What you have to do -
Extract all lines that hold the string "LIMITA".

Data records -
● ● ● ● ●
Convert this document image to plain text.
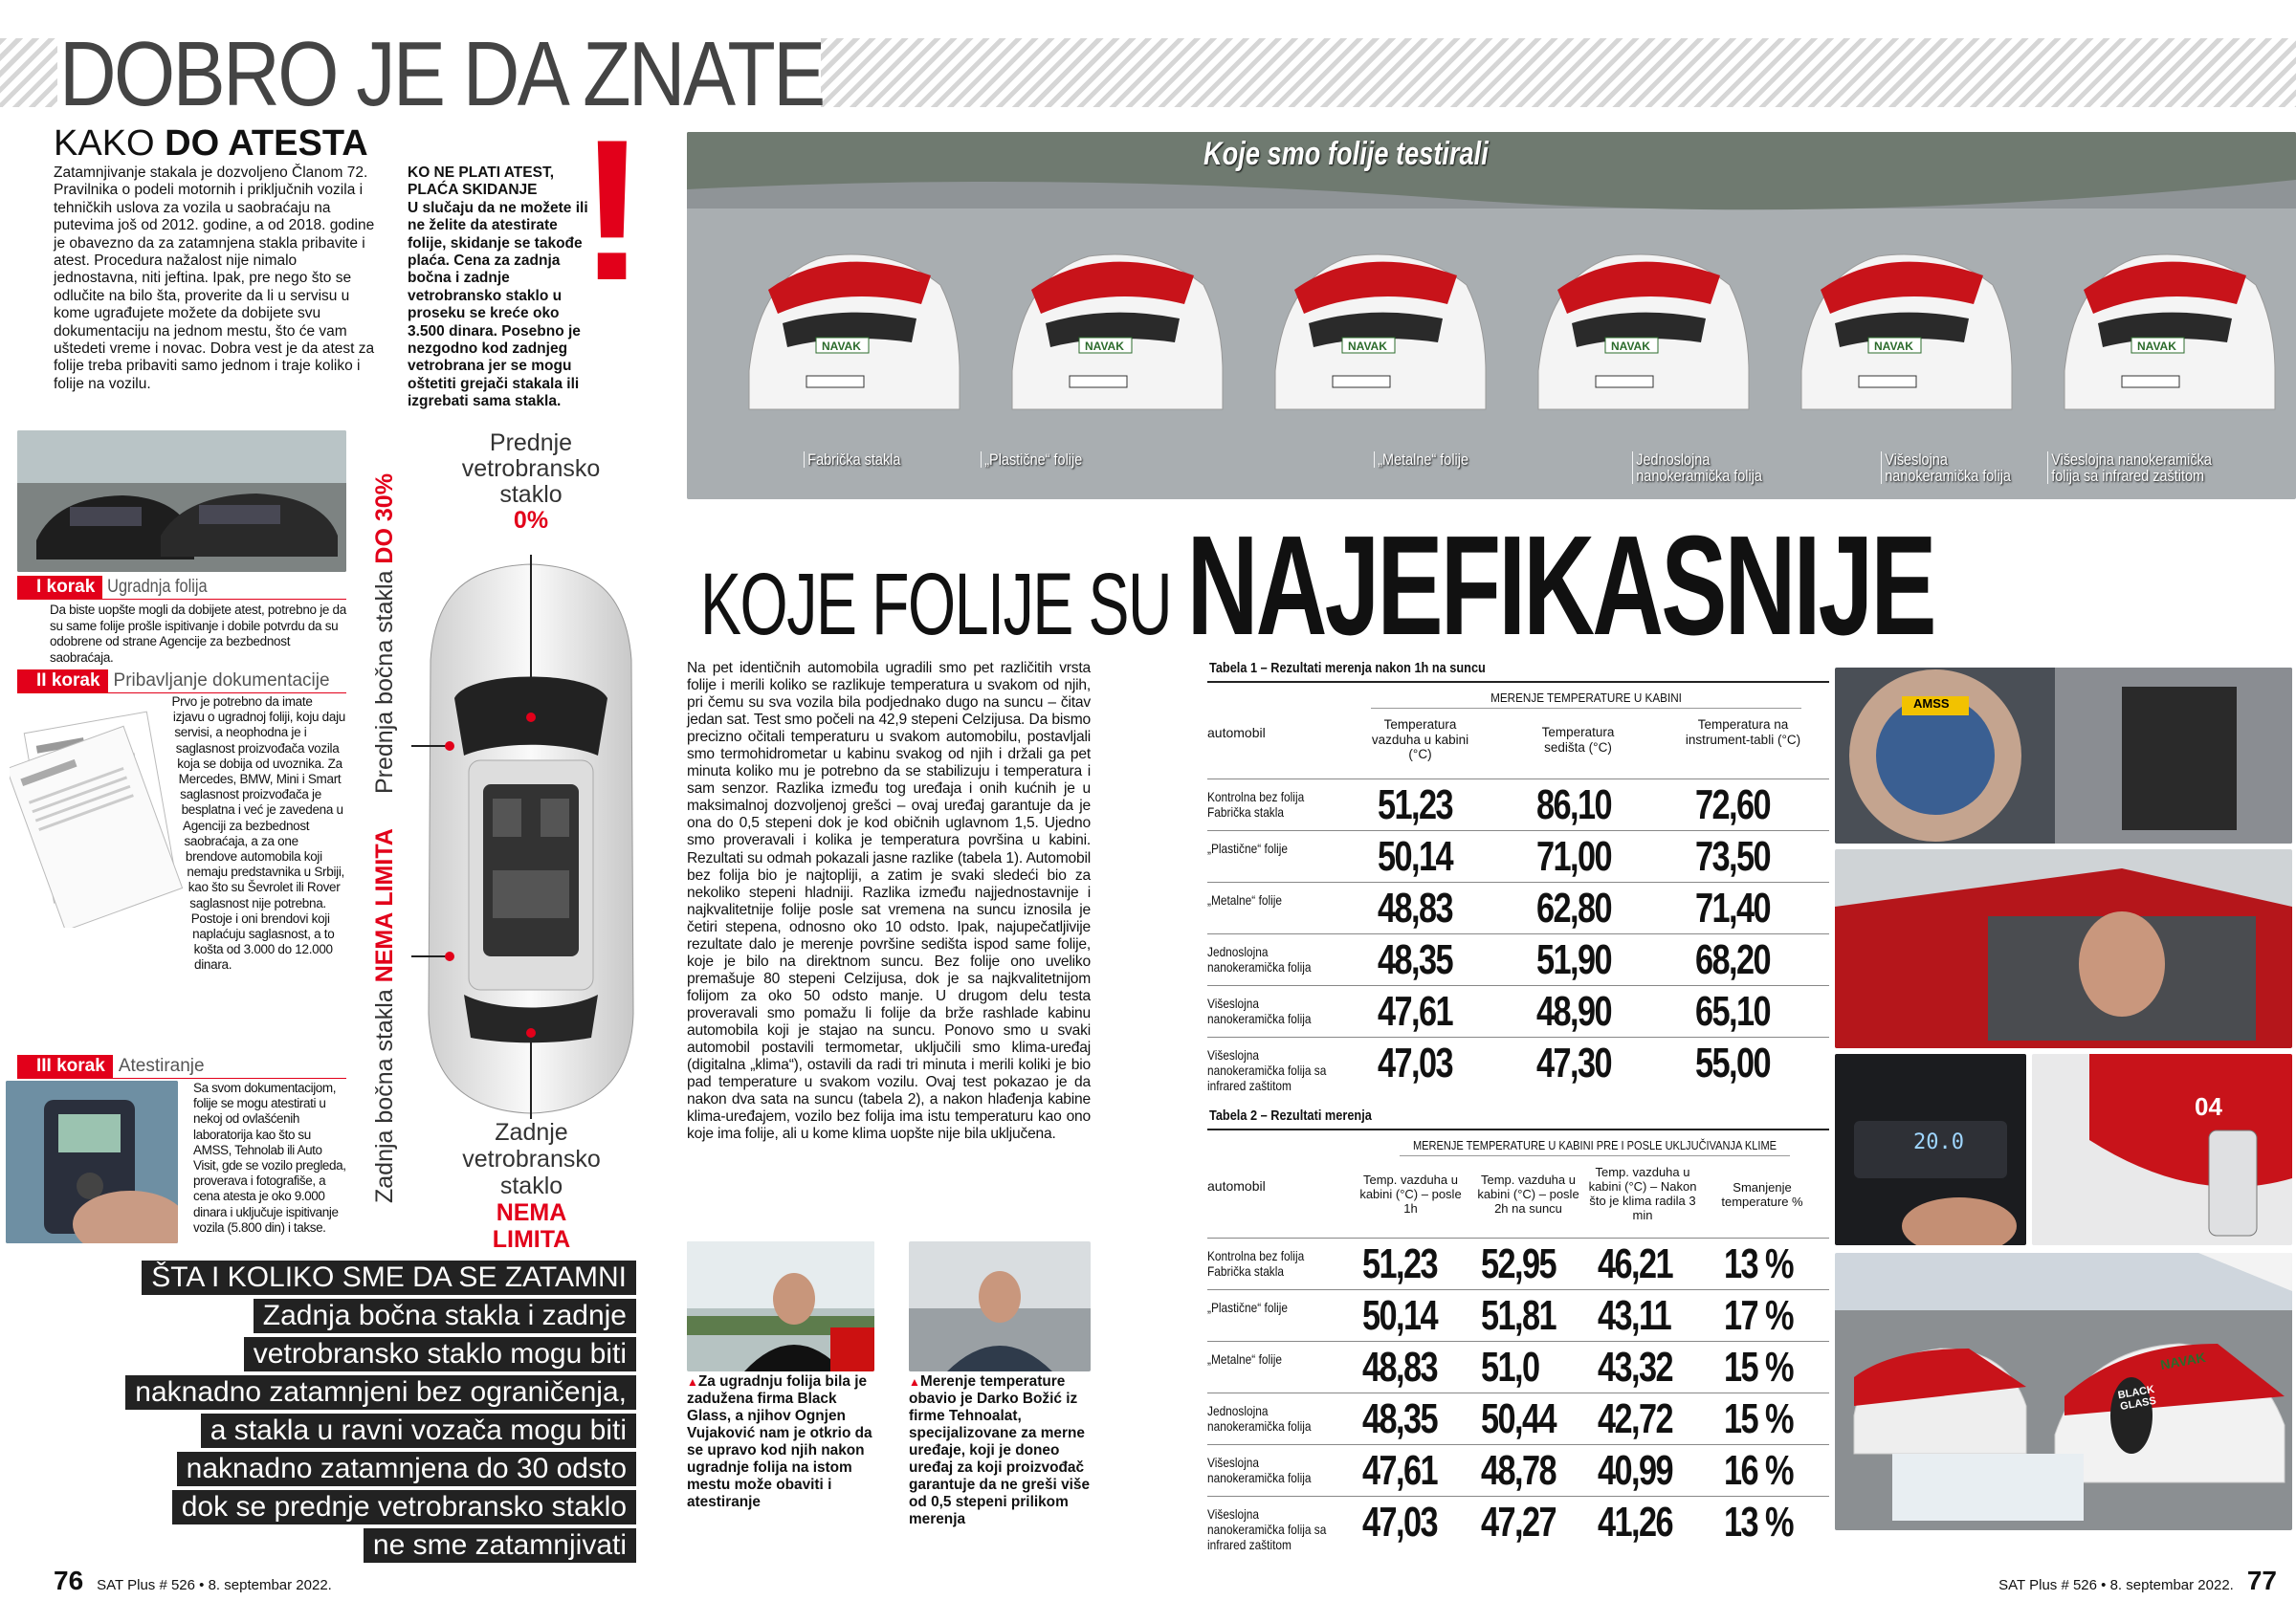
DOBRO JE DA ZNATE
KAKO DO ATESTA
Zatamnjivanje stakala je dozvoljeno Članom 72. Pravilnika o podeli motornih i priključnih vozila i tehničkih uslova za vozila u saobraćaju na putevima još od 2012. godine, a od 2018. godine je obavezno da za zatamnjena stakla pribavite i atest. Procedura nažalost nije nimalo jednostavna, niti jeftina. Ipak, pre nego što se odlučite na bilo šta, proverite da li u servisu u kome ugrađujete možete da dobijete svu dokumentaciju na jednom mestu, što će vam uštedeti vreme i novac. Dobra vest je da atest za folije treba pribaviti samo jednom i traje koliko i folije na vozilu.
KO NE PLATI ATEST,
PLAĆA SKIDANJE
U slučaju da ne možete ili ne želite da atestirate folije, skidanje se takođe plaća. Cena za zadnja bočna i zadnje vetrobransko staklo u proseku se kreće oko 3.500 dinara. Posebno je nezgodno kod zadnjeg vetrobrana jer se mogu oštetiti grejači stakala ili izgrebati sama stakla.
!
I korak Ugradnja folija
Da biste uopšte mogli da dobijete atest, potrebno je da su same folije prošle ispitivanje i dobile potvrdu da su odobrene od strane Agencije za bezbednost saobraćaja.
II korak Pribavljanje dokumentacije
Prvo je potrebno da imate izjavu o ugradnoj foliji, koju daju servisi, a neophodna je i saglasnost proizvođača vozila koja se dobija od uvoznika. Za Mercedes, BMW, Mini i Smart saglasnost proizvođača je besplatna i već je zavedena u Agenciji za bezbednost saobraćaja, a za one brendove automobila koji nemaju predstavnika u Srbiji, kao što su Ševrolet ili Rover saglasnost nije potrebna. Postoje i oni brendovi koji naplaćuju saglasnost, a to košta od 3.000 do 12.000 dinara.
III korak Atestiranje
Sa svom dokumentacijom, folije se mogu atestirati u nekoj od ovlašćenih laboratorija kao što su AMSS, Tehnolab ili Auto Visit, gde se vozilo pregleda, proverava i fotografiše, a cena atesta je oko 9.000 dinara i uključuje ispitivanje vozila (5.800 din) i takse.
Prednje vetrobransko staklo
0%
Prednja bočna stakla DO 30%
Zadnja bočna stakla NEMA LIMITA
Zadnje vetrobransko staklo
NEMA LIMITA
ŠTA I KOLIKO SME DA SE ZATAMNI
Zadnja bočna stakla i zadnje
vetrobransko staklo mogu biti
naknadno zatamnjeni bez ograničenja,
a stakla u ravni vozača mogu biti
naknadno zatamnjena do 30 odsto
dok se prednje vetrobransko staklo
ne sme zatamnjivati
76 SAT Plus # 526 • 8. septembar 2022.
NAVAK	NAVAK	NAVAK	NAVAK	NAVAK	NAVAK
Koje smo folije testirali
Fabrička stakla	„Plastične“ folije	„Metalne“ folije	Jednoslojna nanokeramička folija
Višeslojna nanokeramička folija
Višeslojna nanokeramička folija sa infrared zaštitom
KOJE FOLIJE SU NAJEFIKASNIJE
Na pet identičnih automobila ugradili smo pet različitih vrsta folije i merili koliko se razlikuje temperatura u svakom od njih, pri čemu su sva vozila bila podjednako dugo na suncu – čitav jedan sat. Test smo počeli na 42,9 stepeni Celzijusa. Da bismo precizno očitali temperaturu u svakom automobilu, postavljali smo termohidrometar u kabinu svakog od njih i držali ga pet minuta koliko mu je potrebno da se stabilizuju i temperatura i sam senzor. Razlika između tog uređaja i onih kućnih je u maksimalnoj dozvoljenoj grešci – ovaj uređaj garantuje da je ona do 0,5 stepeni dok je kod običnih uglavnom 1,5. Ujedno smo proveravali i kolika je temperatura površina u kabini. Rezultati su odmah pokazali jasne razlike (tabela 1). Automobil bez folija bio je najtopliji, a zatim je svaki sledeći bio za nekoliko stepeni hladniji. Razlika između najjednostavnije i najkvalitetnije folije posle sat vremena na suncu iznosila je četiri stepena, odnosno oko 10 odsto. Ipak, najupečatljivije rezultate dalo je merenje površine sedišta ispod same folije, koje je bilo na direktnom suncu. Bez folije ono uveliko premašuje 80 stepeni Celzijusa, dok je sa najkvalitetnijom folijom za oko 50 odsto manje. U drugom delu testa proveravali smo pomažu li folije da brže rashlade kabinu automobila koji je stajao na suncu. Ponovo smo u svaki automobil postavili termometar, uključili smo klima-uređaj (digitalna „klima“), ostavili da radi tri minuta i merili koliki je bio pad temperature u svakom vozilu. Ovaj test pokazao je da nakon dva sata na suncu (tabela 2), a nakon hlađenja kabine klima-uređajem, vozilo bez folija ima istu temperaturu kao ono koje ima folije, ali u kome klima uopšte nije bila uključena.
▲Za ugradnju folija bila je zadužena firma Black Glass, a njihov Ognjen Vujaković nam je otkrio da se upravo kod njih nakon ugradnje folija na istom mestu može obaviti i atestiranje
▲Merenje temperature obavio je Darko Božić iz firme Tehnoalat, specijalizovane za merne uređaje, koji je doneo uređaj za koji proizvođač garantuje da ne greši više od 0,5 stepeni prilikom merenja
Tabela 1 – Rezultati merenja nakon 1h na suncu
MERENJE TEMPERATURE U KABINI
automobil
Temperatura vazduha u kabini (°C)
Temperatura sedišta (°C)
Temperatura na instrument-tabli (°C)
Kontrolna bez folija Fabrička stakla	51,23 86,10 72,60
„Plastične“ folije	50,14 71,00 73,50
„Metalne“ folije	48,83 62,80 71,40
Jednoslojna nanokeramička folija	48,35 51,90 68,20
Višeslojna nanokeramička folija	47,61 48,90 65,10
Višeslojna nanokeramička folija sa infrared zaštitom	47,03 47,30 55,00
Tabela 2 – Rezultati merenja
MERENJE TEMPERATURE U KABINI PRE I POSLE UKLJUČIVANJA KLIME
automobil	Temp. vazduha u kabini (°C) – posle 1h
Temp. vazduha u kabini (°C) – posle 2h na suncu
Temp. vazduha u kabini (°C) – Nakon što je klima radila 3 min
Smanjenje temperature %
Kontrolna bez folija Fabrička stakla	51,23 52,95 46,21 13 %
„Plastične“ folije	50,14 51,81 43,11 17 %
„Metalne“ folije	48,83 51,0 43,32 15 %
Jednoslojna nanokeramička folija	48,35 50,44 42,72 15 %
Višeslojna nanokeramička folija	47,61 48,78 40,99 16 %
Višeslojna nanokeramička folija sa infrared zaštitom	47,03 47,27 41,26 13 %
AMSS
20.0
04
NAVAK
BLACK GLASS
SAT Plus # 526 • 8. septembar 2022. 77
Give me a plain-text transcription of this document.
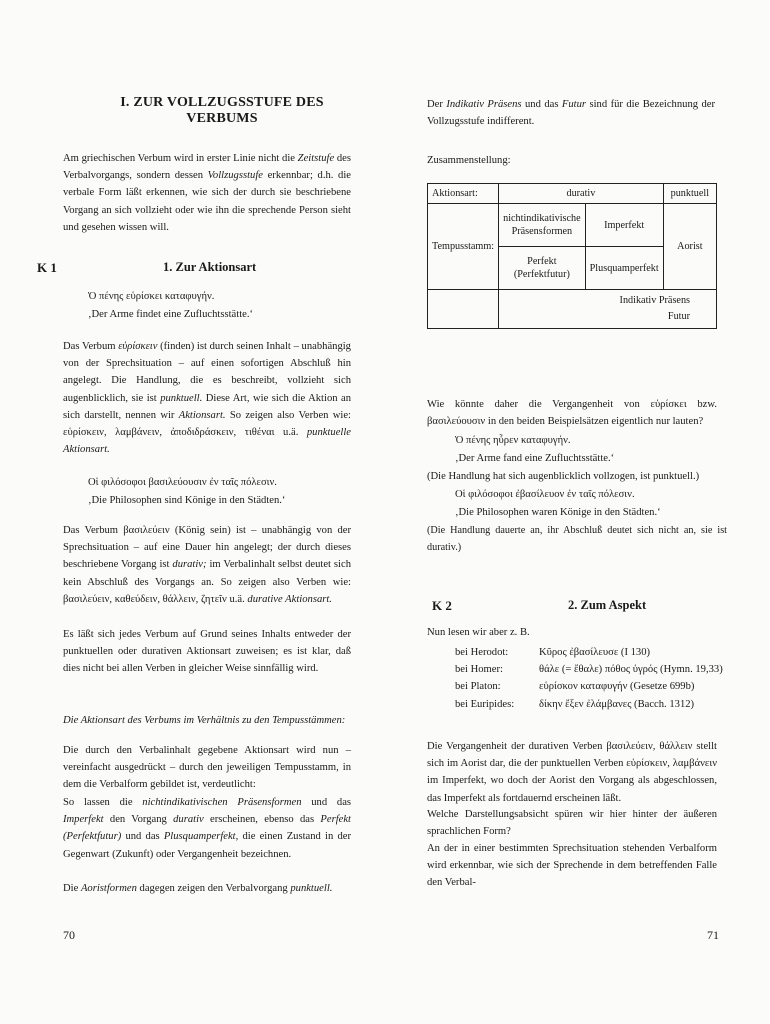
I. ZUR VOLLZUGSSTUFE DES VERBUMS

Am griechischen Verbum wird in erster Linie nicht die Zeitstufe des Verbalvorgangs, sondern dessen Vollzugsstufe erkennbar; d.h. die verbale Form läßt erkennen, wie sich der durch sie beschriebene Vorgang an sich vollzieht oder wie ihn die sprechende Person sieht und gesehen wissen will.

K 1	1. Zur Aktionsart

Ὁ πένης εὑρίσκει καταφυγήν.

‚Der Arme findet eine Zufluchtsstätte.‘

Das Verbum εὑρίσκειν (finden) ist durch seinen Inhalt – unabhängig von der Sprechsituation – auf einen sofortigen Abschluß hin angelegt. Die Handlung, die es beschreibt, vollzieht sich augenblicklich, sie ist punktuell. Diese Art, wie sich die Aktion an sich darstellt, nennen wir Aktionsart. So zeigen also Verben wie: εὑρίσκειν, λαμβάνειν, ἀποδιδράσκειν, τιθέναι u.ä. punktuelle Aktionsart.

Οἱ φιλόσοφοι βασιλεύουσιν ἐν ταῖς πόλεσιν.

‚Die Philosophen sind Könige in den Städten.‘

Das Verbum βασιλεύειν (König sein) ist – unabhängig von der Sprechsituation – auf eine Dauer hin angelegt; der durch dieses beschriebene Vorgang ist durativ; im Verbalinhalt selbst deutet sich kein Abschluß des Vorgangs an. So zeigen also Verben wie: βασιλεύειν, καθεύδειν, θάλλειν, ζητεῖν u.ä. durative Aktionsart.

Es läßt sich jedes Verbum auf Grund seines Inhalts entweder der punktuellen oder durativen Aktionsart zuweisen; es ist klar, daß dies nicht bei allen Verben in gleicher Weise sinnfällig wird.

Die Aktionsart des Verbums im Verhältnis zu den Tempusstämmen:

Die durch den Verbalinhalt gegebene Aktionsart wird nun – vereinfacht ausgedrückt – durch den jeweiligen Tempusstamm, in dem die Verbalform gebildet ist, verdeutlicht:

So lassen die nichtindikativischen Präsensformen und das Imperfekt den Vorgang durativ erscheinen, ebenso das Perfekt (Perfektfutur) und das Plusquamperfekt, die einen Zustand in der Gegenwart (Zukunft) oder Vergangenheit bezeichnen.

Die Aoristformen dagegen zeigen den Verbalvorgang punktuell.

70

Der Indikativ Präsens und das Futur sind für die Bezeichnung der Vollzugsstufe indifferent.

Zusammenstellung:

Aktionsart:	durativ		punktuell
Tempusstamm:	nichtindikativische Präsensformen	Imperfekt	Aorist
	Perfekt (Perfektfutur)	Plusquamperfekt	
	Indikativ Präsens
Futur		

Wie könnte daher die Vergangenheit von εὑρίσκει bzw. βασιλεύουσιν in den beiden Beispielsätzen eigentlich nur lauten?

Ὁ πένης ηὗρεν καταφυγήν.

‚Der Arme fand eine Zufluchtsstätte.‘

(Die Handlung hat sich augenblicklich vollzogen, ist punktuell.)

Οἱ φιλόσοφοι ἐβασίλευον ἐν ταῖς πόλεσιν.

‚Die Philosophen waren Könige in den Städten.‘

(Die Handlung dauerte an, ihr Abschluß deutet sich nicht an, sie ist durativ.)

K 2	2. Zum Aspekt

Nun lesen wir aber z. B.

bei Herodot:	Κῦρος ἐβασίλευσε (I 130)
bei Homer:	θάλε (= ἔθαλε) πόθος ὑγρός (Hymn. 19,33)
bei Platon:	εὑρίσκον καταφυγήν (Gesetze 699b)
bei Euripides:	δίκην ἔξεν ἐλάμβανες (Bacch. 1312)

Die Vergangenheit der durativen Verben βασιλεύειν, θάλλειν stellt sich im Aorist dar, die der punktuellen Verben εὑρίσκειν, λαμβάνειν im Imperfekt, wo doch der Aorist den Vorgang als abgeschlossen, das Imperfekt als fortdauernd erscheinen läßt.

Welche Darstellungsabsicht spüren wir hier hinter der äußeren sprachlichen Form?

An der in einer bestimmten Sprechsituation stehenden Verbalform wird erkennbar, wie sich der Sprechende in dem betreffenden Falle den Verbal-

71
● ● ● ● ●
Response to this exercise -
Zadnja bočna stakla NEMA LIMITA
NEMA LIMITA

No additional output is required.